+++ INPUT MATERIAL
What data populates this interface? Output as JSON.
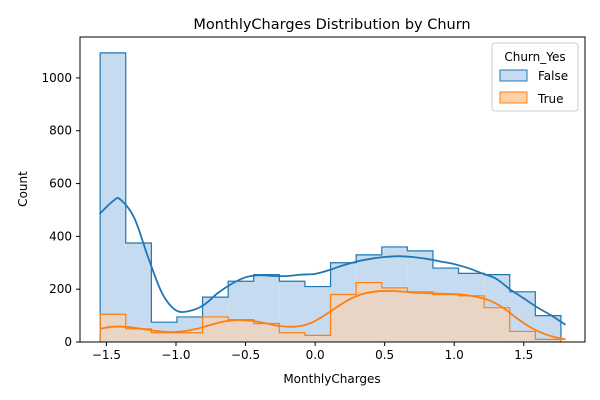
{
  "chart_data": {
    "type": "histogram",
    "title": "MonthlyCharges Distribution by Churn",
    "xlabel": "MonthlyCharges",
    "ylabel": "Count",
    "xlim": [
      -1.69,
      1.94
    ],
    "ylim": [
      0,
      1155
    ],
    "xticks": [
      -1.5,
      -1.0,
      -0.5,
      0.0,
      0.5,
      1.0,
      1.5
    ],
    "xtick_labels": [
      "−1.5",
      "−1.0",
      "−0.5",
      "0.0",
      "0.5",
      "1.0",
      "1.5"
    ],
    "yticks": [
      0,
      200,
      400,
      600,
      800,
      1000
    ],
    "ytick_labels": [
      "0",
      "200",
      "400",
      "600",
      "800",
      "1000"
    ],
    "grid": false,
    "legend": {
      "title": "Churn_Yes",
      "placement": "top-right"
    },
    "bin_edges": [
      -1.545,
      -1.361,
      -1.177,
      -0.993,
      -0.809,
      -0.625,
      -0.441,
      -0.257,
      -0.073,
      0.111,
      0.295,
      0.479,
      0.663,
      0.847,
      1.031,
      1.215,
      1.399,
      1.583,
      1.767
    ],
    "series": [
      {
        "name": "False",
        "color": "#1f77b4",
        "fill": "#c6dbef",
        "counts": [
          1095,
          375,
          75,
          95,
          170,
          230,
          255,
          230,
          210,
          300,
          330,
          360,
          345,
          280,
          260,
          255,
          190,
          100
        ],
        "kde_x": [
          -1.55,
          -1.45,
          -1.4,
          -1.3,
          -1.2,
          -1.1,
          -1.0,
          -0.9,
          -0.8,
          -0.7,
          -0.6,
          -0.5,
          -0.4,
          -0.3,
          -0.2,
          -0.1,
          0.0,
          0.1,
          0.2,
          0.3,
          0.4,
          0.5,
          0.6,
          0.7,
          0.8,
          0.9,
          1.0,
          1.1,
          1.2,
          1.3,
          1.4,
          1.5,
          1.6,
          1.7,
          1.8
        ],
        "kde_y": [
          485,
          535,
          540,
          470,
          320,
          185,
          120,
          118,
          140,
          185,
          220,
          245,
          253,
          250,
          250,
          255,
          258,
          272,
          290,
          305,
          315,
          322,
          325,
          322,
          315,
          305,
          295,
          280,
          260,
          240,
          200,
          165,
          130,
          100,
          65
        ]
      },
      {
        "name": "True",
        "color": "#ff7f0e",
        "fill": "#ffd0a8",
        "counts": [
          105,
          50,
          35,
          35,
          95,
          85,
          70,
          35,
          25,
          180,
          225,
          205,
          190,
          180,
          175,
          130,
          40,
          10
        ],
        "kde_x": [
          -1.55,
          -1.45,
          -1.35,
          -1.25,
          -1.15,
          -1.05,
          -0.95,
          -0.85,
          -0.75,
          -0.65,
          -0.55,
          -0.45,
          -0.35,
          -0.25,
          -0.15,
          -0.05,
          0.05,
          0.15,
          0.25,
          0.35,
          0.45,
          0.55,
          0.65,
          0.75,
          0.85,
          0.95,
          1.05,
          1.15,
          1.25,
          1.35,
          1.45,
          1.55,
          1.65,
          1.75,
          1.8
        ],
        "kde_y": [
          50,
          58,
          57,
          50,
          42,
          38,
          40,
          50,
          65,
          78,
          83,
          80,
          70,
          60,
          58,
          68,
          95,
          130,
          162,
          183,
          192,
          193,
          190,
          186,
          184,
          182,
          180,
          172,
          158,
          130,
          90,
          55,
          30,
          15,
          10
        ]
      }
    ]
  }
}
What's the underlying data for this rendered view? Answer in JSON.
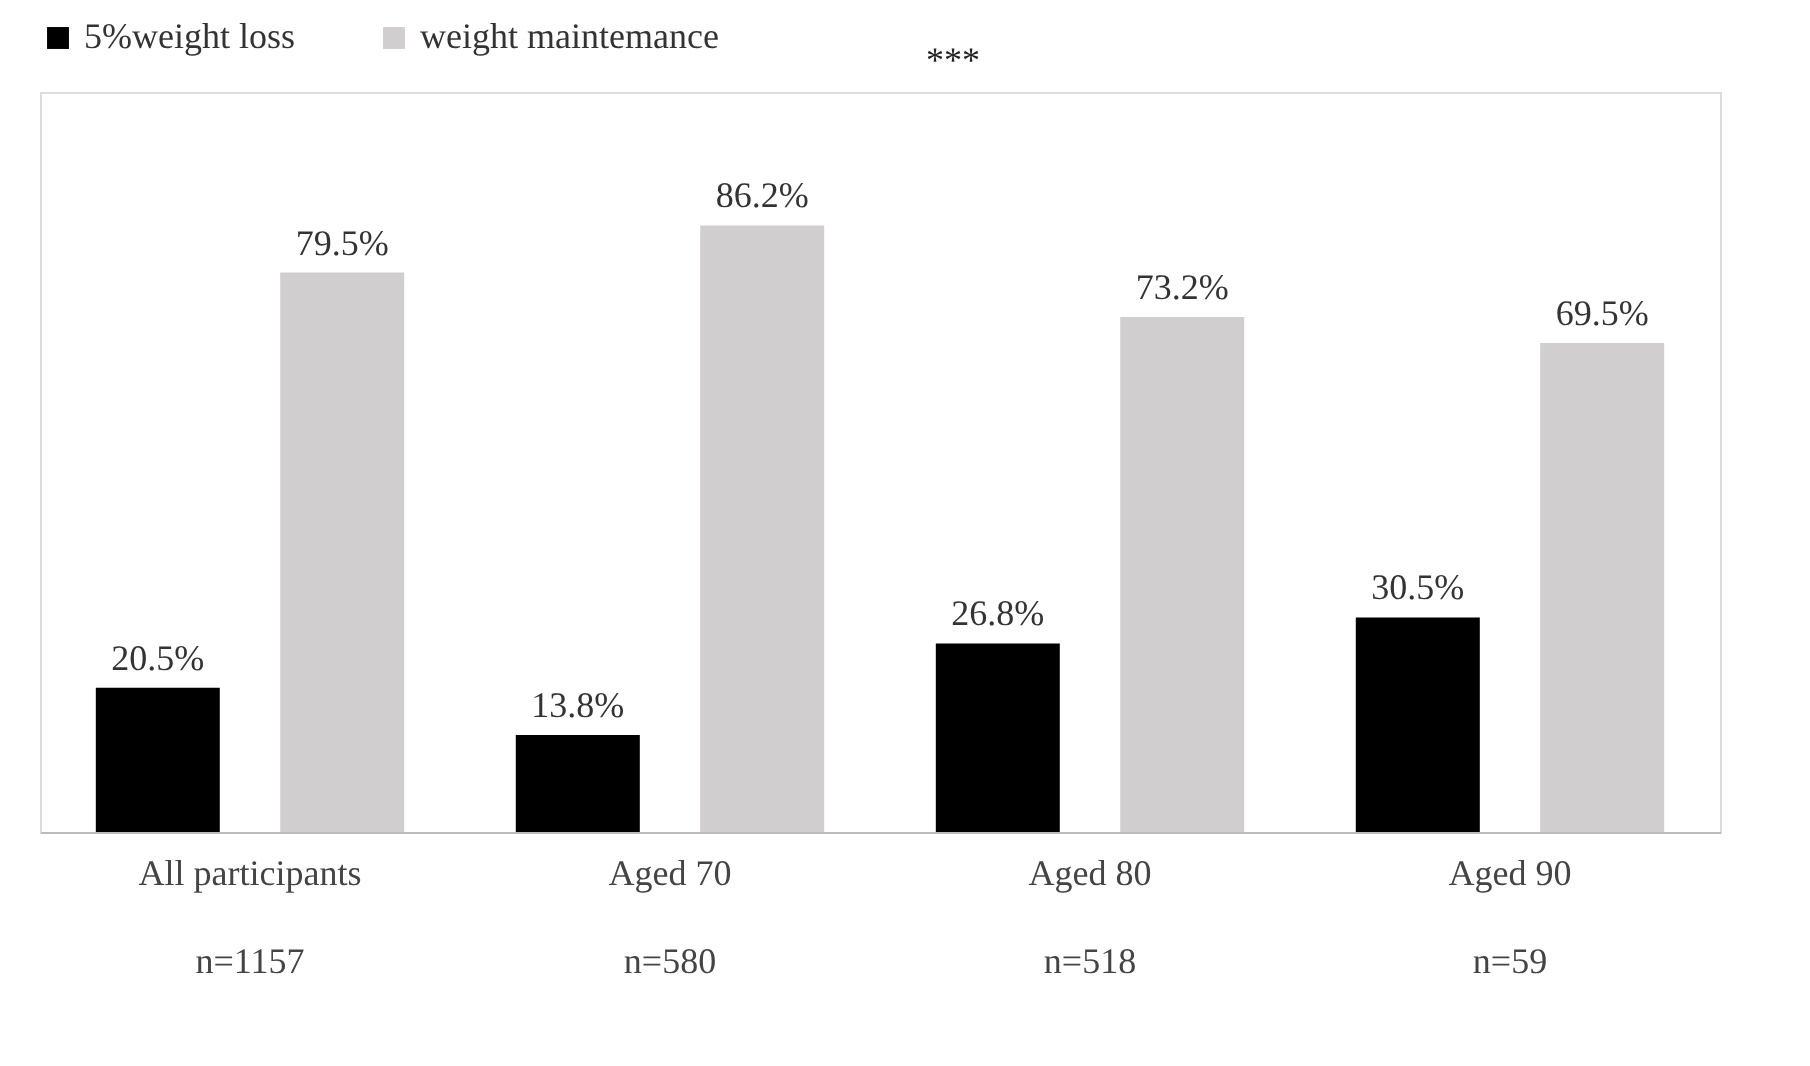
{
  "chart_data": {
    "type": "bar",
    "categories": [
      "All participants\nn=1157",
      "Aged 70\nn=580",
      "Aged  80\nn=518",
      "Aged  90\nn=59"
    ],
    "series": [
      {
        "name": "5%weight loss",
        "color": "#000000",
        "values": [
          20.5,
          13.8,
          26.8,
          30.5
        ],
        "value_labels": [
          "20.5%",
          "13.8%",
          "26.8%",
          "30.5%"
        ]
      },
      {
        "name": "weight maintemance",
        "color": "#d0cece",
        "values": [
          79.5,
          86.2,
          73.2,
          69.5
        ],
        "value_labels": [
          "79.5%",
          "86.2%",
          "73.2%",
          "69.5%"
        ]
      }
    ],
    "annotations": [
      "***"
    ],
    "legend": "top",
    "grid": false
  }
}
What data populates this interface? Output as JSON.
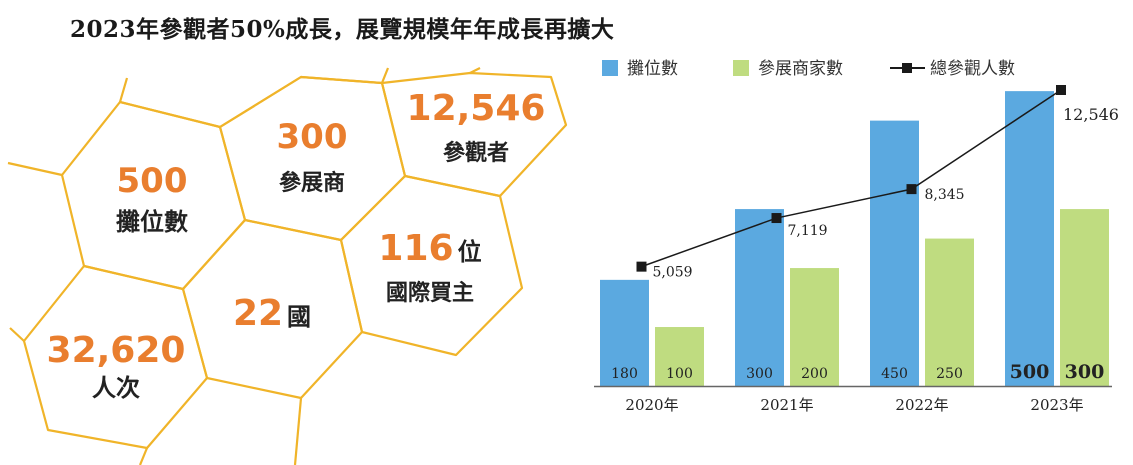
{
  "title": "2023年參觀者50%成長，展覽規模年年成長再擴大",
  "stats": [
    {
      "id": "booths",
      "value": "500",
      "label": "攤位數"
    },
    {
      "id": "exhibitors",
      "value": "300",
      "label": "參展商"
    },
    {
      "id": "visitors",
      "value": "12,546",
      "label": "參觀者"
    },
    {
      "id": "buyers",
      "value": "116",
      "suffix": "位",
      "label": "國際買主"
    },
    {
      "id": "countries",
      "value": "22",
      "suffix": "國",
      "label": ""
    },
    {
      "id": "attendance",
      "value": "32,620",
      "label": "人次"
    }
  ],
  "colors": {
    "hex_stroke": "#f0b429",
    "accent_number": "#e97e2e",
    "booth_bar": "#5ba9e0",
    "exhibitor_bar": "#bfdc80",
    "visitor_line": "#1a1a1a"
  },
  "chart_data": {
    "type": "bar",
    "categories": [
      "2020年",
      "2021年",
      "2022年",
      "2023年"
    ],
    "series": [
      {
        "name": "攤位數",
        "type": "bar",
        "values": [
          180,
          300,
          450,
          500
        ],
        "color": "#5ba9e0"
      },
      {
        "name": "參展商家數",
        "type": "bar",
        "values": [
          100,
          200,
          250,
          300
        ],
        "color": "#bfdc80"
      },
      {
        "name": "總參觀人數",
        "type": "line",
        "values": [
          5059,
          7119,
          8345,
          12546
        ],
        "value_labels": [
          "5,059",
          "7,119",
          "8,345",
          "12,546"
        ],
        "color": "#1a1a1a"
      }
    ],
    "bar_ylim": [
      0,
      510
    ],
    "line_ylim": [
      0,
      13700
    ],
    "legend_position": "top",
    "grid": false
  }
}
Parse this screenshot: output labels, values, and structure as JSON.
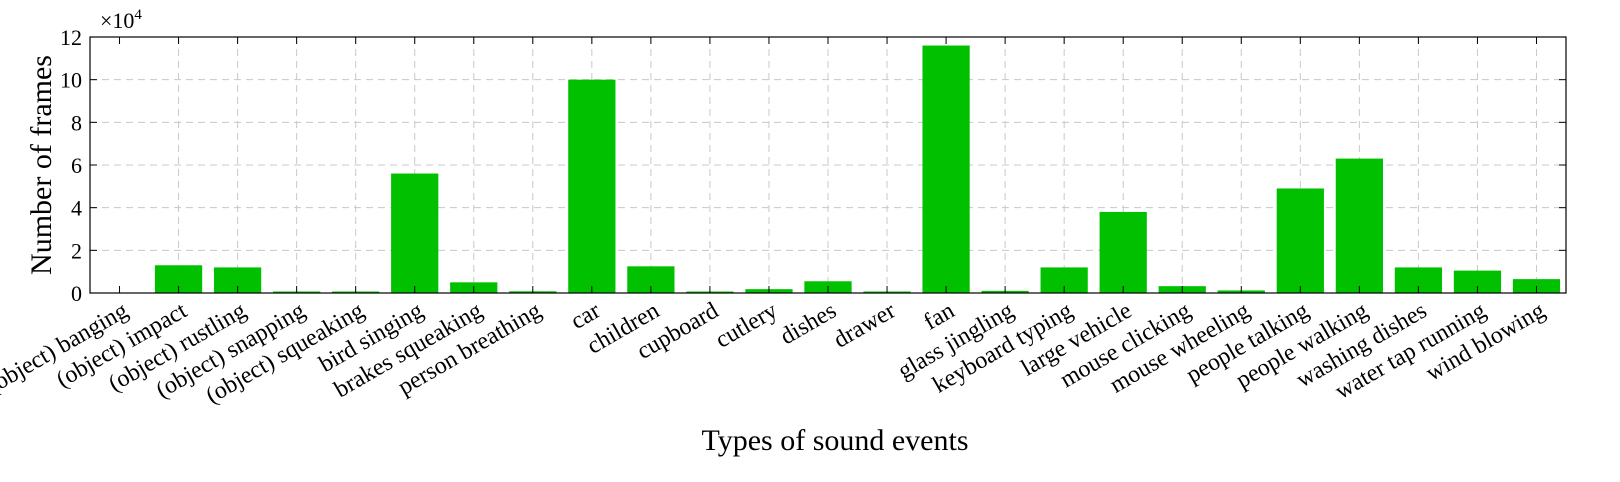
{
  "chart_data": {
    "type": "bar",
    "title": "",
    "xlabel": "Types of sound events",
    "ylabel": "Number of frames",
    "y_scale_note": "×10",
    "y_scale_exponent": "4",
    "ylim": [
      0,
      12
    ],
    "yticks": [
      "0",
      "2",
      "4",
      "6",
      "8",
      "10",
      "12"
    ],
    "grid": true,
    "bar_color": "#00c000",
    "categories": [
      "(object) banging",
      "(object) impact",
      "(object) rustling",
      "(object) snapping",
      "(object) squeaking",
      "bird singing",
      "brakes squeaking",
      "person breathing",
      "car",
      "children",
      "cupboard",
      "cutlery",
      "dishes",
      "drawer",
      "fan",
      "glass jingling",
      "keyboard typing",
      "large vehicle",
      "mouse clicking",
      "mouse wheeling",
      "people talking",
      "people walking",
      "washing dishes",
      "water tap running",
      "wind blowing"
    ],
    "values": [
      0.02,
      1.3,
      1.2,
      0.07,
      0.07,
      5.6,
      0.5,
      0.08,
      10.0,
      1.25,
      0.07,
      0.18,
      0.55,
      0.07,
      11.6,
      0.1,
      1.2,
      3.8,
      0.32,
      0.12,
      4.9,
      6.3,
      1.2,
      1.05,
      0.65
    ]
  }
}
++++++
:: GIVEN REQUEST ::
Write out all the entries exactly, except for the pictures.

:: RESULT FOR THIS EXERCISE ::
What data populates this interface? Output as JSON.
{
  "chart_data": {
    "type": "histogram",
    "title": "MonthlyCharges Distribution by Churn",
    "xlabel": "MonthlyCharges",
    "ylabel": "Count",
    "xlim": [
      -1.69,
      1.94
    ],
    "ylim": [
      0,
      1155
    ],
    "xticks": [
      -1.5,
      -1.0,
      -0.5,
      0.0,
      0.5,
      1.0,
      1.5
    ],
    "xtick_labels": [
      "−1.5",
      "−1.0",
      "−0.5",
      "0.0",
      "0.5",
      "1.0",
      "1.5"
    ],
    "yticks": [
      0,
      200,
      400,
      600,
      800,
      1000
    ],
    "ytick_labels": [
      "0",
      "200",
      "400",
      "600",
      "800",
      "1000"
    ],
    "grid": false,
    "legend": {
      "title": "Churn_Yes",
      "placement": "top-right"
    },
    "bin_edges": [
      -1.545,
      -1.361,
      -1.177,
      -0.993,
      -0.809,
      -0.625,
      -0.441,
      -0.257,
      -0.073,
      0.111,
      0.295,
      0.479,
      0.663,
      0.847,
      1.031,
      1.215,
      1.399,
      1.583,
      1.767
    ],
    "series": [
      {
        "name": "False",
        "color": "#1f77b4",
        "fill": "#c6dbef",
        "counts": [
          1095,
          375,
          75,
          95,
          170,
          230,
          255,
          230,
          210,
          300,
          330,
          360,
          345,
          280,
          260,
          255,
          190,
          100
        ],
        "kde_x": [
          -1.55,
          -1.45,
          -1.4,
          -1.3,
          -1.2,
          -1.1,
          -1.0,
          -0.9,
          -0.8,
          -0.7,
          -0.6,
          -0.5,
          -0.4,
          -0.3,
          -0.2,
          -0.1,
          0.0,
          0.1,
          0.2,
          0.3,
          0.4,
          0.5,
          0.6,
          0.7,
          0.8,
          0.9,
          1.0,
          1.1,
          1.2,
          1.3,
          1.4,
          1.5,
          1.6,
          1.7,
          1.8
        ],
        "kde_y": [
          485,
          535,
          540,
          470,
          320,
          185,
          120,
          118,
          140,
          185,
          220,
          245,
          253,
          250,
          250,
          255,
          258,
          272,
          290,
          305,
          315,
          322,
          325,
          322,
          315,
          305,
          295,
          280,
          260,
          240,
          200,
          165,
          130,
          100,
          65
        ]
      },
      {
        "name": "True",
        "color": "#ff7f0e",
        "fill": "#ffd0a8",
        "counts": [
          105,
          50,
          35,
          35,
          95,
          85,
          70,
          35,
          25,
          180,
          225,
          205,
          190,
          180,
          175,
          130,
          40,
          10
        ],
        "kde_x": [
          -1.55,
          -1.45,
          -1.35,
          -1.25,
          -1.15,
          -1.05,
          -0.95,
          -0.85,
          -0.75,
          -0.65,
          -0.55,
          -0.45,
          -0.35,
          -0.25,
          -0.15,
          -0.05,
          0.05,
          0.15,
          0.25,
          0.35,
          0.45,
          0.55,
          0.65,
          0.75,
          0.85,
          0.95,
          1.05,
          1.15,
          1.25,
          1.35,
          1.45,
          1.55,
          1.65,
          1.75,
          1.8
        ],
        "kde_y": [
          50,
          58,
          57,
          50,
          42,
          38,
          40,
          50,
          65,
          78,
          83,
          80,
          70,
          60,
          58,
          68,
          95,
          130,
          162,
          183,
          192,
          193,
          190,
          186,
          184,
          182,
          180,
          172,
          158,
          130,
          90,
          55,
          30,
          15,
          10
        ]
      }
    ]
  }
}
What's the underlying data for this rendered view? Answer in JSON.
{
  "chart_data": {
    "type": "bar",
    "categories": [
      "All participants\nn=1157",
      "Aged 70\nn=580",
      "Aged  80\nn=518",
      "Aged  90\nn=59"
    ],
    "series": [
      {
        "name": "5%weight loss",
        "color": "#000000",
        "values": [
          20.5,
          13.8,
          26.8,
          30.5
        ],
        "value_labels": [
          "20.5%",
          "13.8%",
          "26.8%",
          "30.5%"
        ]
      },
      {
        "name": "weight maintemance",
        "color": "#d0cece",
        "values": [
          79.5,
          86.2,
          73.2,
          69.5
        ],
        "value_labels": [
          "79.5%",
          "86.2%",
          "73.2%",
          "69.5%"
        ]
      }
    ],
    "annotations": [
      "***"
    ],
    "legend": "top",
    "grid": false
  }
}
What data populates this interface? Output as JSON.
{
  "title": "2023年參觀者50%成長，展覽規模年年成長再擴大",
  "stats": [
    {
      "id": "booths",
      "value": "500",
      "label": "攤位數"
    },
    {
      "id": "exhibitors",
      "value": "300",
      "label": "參展商"
    },
    {
      "id": "visitors",
      "value": "12,546",
      "label": "參觀者"
    },
    {
      "id": "buyers",
      "value": "116",
      "suffix": "位",
      "label": "國際買主"
    },
    {
      "id": "countries",
      "value": "22",
      "suffix": "國",
      "label": ""
    },
    {
      "id": "attendance",
      "value": "32,620",
      "label": "人次"
    }
  ],
  "colors": {
    "hex_stroke": "#f0b429",
    "accent_number": "#e97e2e",
    "booth_bar": "#5ba9e0",
    "exhibitor_bar": "#bfdc80",
    "visitor_line": "#1a1a1a"
  },
  "chart_data": {
    "type": "bar",
    "categories": [
      "2020年",
      "2021年",
      "2022年",
      "2023年"
    ],
    "series": [
      {
        "name": "攤位數",
        "type": "bar",
        "values": [
          180,
          300,
          450,
          500
        ],
        "color": "#5ba9e0"
      },
      {
        "name": "參展商家數",
        "type": "bar",
        "values": [
          100,
          200,
          250,
          300
        ],
        "color": "#bfdc80"
      },
      {
        "name": "總參觀人數",
        "type": "line",
        "values": [
          5059,
          7119,
          8345,
          12546
        ],
        "value_labels": [
          "5,059",
          "7,119",
          "8,345",
          "12,546"
        ],
        "color": "#1a1a1a"
      }
    ],
    "bar_ylim": [
      0,
      510
    ],
    "line_ylim": [
      0,
      13700
    ],
    "legend_position": "top",
    "grid": false
  }
}
Parse this screenshot: output labels, values, and structure as JSON.
{
  "chart_data": {
    "type": "bar",
    "title": "",
    "xlabel": "Types of sound events",
    "ylabel": "Number of frames",
    "y_scale_note": "×10",
    "y_scale_exponent": "4",
    "ylim": [
      0,
      12
    ],
    "yticks": [
      "0",
      "2",
      "4",
      "6",
      "8",
      "10",
      "12"
    ],
    "grid": true,
    "bar_color": "#00c000",
    "categories": [
      "(object) banging",
      "(object) impact",
      "(object) rustling",
      "(object) snapping",
      "(object) squeaking",
      "bird singing",
      "brakes squeaking",
      "person breathing",
      "car",
      "children",
      "cupboard",
      "cutlery",
      "dishes",
      "drawer",
      "fan",
      "glass jingling",
      "keyboard typing",
      "large vehicle",
      "mouse clicking",
      "mouse wheeling",
      "people talking",
      "people walking",
      "washing dishes",
      "water tap running",
      "wind blowing"
    ],
    "values": [
      0.02,
      1.3,
      1.2,
      0.07,
      0.07,
      5.6,
      0.5,
      0.08,
      10.0,
      1.25,
      0.07,
      0.18,
      0.55,
      0.07,
      11.6,
      0.1,
      1.2,
      3.8,
      0.32,
      0.12,
      4.9,
      6.3,
      1.2,
      1.05,
      0.65
    ]
  }
}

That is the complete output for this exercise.